**Aim of the exercise**
Each line of the material below should be reproduced exactly.

Figure contents as structured data:
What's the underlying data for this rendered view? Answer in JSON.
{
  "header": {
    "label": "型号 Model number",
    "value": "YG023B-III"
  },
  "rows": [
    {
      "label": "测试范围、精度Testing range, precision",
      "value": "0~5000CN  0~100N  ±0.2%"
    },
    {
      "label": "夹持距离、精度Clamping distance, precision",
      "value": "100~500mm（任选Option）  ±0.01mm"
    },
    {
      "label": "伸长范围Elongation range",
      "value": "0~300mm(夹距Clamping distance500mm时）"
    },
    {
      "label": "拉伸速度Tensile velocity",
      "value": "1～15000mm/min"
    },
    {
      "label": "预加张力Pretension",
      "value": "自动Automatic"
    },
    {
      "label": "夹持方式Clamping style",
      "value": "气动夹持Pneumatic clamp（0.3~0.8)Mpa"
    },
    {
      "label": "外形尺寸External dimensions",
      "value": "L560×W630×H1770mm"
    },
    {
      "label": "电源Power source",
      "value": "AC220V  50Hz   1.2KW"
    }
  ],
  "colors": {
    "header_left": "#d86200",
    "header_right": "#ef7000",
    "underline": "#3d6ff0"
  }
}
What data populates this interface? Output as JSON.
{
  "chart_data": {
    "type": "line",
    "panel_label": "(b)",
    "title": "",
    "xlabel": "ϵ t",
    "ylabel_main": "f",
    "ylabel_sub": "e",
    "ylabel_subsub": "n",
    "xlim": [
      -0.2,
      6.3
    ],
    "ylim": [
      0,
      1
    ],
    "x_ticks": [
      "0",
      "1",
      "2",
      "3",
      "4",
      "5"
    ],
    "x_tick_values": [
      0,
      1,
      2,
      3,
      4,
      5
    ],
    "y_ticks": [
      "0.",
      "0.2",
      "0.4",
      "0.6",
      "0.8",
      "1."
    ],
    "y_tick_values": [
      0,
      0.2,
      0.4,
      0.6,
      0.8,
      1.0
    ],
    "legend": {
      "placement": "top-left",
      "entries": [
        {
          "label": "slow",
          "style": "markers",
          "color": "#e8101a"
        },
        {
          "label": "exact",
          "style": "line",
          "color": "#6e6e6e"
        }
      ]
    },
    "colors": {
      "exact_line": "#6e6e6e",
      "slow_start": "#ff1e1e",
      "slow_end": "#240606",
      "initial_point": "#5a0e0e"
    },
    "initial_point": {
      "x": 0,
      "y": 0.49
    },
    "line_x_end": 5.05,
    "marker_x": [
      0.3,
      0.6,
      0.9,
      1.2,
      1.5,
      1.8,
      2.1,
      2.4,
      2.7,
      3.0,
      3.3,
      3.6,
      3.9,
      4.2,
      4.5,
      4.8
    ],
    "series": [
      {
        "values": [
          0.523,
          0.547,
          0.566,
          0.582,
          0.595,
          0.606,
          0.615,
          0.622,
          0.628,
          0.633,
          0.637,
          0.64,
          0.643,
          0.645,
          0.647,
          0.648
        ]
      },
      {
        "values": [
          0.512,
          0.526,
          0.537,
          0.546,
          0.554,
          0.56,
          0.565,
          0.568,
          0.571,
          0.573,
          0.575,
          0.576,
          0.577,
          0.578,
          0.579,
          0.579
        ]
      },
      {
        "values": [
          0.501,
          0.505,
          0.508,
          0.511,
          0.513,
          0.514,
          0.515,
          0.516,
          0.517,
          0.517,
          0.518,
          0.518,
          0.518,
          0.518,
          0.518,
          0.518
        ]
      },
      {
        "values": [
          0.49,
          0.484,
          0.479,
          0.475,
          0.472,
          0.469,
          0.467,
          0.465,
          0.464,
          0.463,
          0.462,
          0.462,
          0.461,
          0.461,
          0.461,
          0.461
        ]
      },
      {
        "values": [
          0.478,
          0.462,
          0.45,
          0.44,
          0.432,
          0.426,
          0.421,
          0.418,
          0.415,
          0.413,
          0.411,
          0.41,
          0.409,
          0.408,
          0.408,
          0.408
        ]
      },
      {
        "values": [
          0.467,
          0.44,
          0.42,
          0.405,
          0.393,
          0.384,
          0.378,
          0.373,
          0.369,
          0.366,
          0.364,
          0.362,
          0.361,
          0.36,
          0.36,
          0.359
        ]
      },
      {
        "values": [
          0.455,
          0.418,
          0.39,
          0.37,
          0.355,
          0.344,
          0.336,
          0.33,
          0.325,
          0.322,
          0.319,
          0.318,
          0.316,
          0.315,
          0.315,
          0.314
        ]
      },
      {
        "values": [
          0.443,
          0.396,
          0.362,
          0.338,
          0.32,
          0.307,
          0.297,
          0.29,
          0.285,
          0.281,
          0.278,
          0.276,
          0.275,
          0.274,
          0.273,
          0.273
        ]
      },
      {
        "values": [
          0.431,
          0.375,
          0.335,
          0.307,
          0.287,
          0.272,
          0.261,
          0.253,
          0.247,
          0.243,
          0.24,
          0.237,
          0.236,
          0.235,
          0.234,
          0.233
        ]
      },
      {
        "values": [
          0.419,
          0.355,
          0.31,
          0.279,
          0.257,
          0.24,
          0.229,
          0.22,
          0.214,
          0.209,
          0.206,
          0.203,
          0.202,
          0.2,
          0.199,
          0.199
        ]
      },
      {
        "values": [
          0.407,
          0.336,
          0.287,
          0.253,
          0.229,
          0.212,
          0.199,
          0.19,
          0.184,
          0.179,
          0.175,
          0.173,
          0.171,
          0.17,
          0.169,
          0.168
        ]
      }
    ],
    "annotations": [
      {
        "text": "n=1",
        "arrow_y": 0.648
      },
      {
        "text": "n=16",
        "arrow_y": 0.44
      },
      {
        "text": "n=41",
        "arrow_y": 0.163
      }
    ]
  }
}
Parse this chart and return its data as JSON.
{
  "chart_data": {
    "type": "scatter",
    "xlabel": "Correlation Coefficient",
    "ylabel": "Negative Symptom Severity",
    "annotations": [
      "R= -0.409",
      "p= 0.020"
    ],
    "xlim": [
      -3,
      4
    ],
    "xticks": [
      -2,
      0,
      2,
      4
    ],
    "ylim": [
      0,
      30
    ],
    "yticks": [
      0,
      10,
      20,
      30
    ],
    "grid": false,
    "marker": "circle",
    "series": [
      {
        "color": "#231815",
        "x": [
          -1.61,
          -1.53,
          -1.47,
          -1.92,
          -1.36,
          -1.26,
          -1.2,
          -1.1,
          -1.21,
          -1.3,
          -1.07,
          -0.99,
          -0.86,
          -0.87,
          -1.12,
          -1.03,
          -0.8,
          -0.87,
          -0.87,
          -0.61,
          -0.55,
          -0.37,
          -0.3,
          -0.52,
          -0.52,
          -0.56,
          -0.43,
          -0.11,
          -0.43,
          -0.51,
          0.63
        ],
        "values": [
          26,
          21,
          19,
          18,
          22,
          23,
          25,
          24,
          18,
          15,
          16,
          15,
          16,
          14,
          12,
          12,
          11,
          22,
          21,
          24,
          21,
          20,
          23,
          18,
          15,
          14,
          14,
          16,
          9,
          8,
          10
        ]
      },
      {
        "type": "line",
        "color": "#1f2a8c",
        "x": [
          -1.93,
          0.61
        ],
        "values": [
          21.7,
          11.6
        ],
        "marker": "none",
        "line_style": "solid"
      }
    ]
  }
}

**Exercise solution**
What's the underlying data for this rendered view? Answer in JSON.
{
  "header": {
    "label": "型号 Model number",
    "value": "YG023B-III"
  },
  "rows": [
    {
      "label": "测试范围、精度Testing range, precision",
      "value": "0~5000CN  0~100N  ±0.2%"
    },
    {
      "label": "夹持距离、精度Clamping distance, precision",
      "value": "100~500mm（任选Option）  ±0.01mm"
    },
    {
      "label": "伸长范围Elongation range",
      "value": "0~300mm(夹距Clamping distance500mm时）"
    },
    {
      "label": "拉伸速度Tensile velocity",
      "value": "1～15000mm/min"
    },
    {
      "label": "预加张力Pretension",
      "value": "自动Automatic"
    },
    {
      "label": "夹持方式Clamping style",
      "value": "气动夹持Pneumatic clamp（0.3~0.8)Mpa"
    },
    {
      "label": "外形尺寸External dimensions",
      "value": "L560×W630×H1770mm"
    },
    {
      "label": "电源Power source",
      "value": "AC220V  50Hz   1.2KW"
    }
  ],
  "colors": {
    "header_left": "#d86200",
    "header_right": "#ef7000",
    "underline": "#3d6ff0"
  }
}
What data populates this interface? Output as JSON.
{
  "chart_data": {
    "type": "line",
    "panel_label": "(b)",
    "title": "",
    "xlabel": "ϵ t",
    "ylabel_main": "f",
    "ylabel_sub": "e",
    "ylabel_subsub": "n",
    "xlim": [
      -0.2,
      6.3
    ],
    "ylim": [
      0,
      1
    ],
    "x_ticks": [
      "0",
      "1",
      "2",
      "3",
      "4",
      "5"
    ],
    "x_tick_values": [
      0,
      1,
      2,
      3,
      4,
      5
    ],
    "y_ticks": [
      "0.",
      "0.2",
      "0.4",
      "0.6",
      "0.8",
      "1."
    ],
    "y_tick_values": [
      0,
      0.2,
      0.4,
      0.6,
      0.8,
      1.0
    ],
    "legend": {
      "placement": "top-left",
      "entries": [
        {
          "label": "slow",
          "style": "markers",
          "color": "#e8101a"
        },
        {
          "label": "exact",
          "style": "line",
          "color": "#6e6e6e"
        }
      ]
    },
    "colors": {
      "exact_line": "#6e6e6e",
      "slow_start": "#ff1e1e",
      "slow_end": "#240606",
      "initial_point": "#5a0e0e"
    },
    "initial_point": {
      "x": 0,
      "y": 0.49
    },
    "line_x_end": 5.05,
    "marker_x": [
      0.3,
      0.6,
      0.9,
      1.2,
      1.5,
      1.8,
      2.1,
      2.4,
      2.7,
      3.0,
      3.3,
      3.6,
      3.9,
      4.2,
      4.5,
      4.8
    ],
    "series": [
      {
        "values": [
          0.523,
          0.547,
          0.566,
          0.582,
          0.595,
          0.606,
          0.615,
          0.622,
          0.628,
          0.633,
          0.637,
          0.64,
          0.643,
          0.645,
          0.647,
          0.648
        ]
      },
      {
        "values": [
          0.512,
          0.526,
          0.537,
          0.546,
          0.554,
          0.56,
          0.565,
          0.568,
          0.571,
          0.573,
          0.575,
          0.576,
          0.577,
          0.578,
          0.579,
          0.579
        ]
      },
      {
        "values": [
          0.501,
          0.505,
          0.508,
          0.511,
          0.513,
          0.514,
          0.515,
          0.516,
          0.517,
          0.517,
          0.518,
          0.518,
          0.518,
          0.518,
          0.518,
          0.518
        ]
      },
      {
        "values": [
          0.49,
          0.484,
          0.479,
          0.475,
          0.472,
          0.469,
          0.467,
          0.465,
          0.464,
          0.463,
          0.462,
          0.462,
          0.461,
          0.461,
          0.461,
          0.461
        ]
      },
      {
        "values": [
          0.478,
          0.462,
          0.45,
          0.44,
          0.432,
          0.426,
          0.421,
          0.418,
          0.415,
          0.413,
          0.411,
          0.41,
          0.409,
          0.408,
          0.408,
          0.408
        ]
      },
      {
        "values": [
          0.467,
          0.44,
          0.42,
          0.405,
          0.393,
          0.384,
          0.378,
          0.373,
          0.369,
          0.366,
          0.364,
          0.362,
          0.361,
          0.36,
          0.36,
          0.359
        ]
      },
      {
        "values": [
          0.455,
          0.418,
          0.39,
          0.37,
          0.355,
          0.344,
          0.336,
          0.33,
          0.325,
          0.322,
          0.319,
          0.318,
          0.316,
          0.315,
          0.315,
          0.314
        ]
      },
      {
        "values": [
          0.443,
          0.396,
          0.362,
          0.338,
          0.32,
          0.307,
          0.297,
          0.29,
          0.285,
          0.281,
          0.278,
          0.276,
          0.275,
          0.274,
          0.273,
          0.273
        ]
      },
      {
        "values": [
          0.431,
          0.375,
          0.335,
          0.307,
          0.287,
          0.272,
          0.261,
          0.253,
          0.247,
          0.243,
          0.24,
          0.237,
          0.236,
          0.235,
          0.234,
          0.233
        ]
      },
      {
        "values": [
          0.419,
          0.355,
          0.31,
          0.279,
          0.257,
          0.24,
          0.229,
          0.22,
          0.214,
          0.209,
          0.206,
          0.203,
          0.202,
          0.2,
          0.199,
          0.199
        ]
      },
      {
        "values": [
          0.407,
          0.336,
          0.287,
          0.253,
          0.229,
          0.212,
          0.199,
          0.19,
          0.184,
          0.179,
          0.175,
          0.173,
          0.171,
          0.17,
          0.169,
          0.168
        ]
      }
    ],
    "annotations": [
      {
        "text": "n=1",
        "arrow_y": 0.648
      },
      {
        "text": "n=16",
        "arrow_y": 0.44
      },
      {
        "text": "n=41",
        "arrow_y": 0.163
      }
    ]
  }
}
Parse this chart and return its data as JSON.
{
  "chart_data": {
    "type": "scatter",
    "xlabel": "Correlation Coefficient",
    "ylabel": "Negative Symptom Severity",
    "annotations": [
      "R= -0.409",
      "p= 0.020"
    ],
    "xlim": [
      -3,
      4
    ],
    "xticks": [
      -2,
      0,
      2,
      4
    ],
    "ylim": [
      0,
      30
    ],
    "yticks": [
      0,
      10,
      20,
      30
    ],
    "grid": false,
    "marker": "circle",
    "series": [
      {
        "color": "#231815",
        "x": [
          -1.61,
          -1.53,
          -1.47,
          -1.92,
          -1.36,
          -1.26,
          -1.2,
          -1.1,
          -1.21,
          -1.3,
          -1.07,
          -0.99,
          -0.86,
          -0.87,
          -1.12,
          -1.03,
          -0.8,
          -0.87,
          -0.87,
          -0.61,
          -0.55,
          -0.37,
          -0.3,
          -0.52,
          -0.52,
          -0.56,
          -0.43,
          -0.11,
          -0.43,
          -0.51,
          0.63
        ],
        "values": [
          26,
          21,
          19,
          18,
          22,
          23,
          25,
          24,
          18,
          15,
          16,
          15,
          16,
          14,
          12,
          12,
          11,
          22,
          21,
          24,
          21,
          20,
          23,
          18,
          15,
          14,
          14,
          16,
          9,
          8,
          10
        ]
      },
      {
        "type": "line",
        "color": "#1f2a8c",
        "x": [
          -1.93,
          0.61
        ],
        "values": [
          21.7,
          11.6
        ],
        "marker": "none",
        "line_style": "solid"
      }
    ]
  }
}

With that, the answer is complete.